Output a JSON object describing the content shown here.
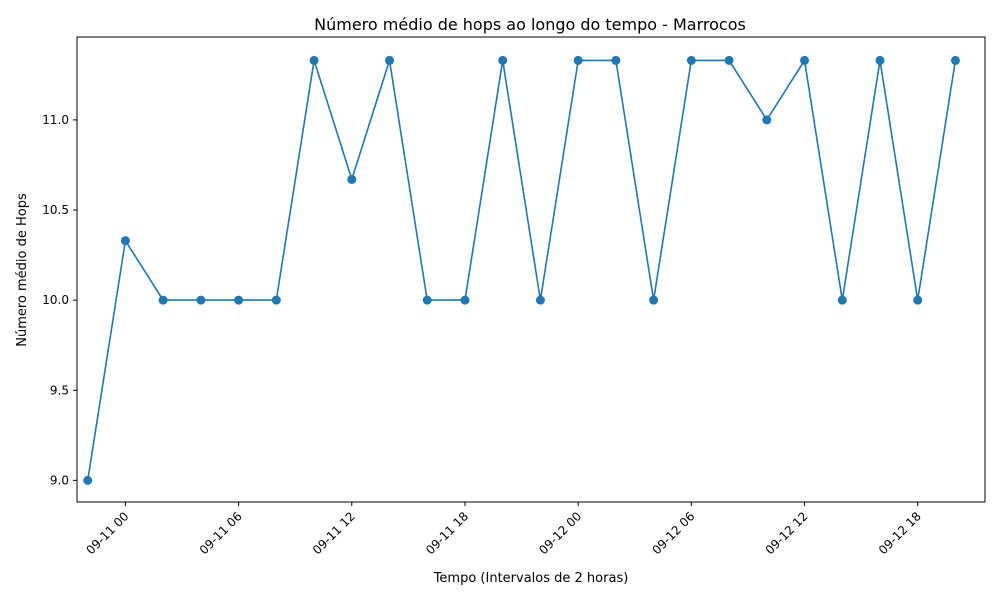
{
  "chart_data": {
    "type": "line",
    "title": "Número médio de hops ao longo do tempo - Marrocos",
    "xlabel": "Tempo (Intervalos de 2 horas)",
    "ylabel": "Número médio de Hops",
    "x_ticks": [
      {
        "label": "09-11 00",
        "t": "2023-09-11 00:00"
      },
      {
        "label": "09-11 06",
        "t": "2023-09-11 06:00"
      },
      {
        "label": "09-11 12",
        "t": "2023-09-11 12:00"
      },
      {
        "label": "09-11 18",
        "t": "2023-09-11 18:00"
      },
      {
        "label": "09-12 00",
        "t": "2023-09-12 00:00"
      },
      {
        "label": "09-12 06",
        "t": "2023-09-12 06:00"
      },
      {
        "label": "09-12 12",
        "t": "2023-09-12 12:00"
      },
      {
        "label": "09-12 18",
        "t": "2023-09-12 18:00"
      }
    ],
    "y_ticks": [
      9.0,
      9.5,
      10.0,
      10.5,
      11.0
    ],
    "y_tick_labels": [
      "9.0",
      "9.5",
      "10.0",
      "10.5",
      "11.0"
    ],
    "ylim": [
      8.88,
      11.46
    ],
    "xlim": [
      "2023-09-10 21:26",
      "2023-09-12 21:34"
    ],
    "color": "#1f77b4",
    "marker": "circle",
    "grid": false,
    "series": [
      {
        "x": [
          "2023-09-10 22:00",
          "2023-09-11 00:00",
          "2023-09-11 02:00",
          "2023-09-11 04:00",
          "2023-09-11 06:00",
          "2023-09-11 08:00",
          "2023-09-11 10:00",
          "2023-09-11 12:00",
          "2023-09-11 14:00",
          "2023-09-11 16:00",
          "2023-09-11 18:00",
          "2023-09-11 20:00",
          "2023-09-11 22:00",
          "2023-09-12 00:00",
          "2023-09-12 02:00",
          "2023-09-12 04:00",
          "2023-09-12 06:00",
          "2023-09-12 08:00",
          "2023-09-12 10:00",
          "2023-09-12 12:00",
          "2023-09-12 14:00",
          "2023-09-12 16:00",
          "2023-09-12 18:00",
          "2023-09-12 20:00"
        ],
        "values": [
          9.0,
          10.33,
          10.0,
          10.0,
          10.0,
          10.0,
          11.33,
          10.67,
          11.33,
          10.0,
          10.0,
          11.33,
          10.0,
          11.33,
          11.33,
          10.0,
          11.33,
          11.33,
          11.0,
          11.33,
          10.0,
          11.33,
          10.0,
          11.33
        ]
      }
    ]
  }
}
******************************
Gather each line in these records that contains the string "Número".

● **Written solution**:
    "title": "Número médio de hops ao longo do tempo - Marrocos",
    "ylabel": "Número médio de Hops",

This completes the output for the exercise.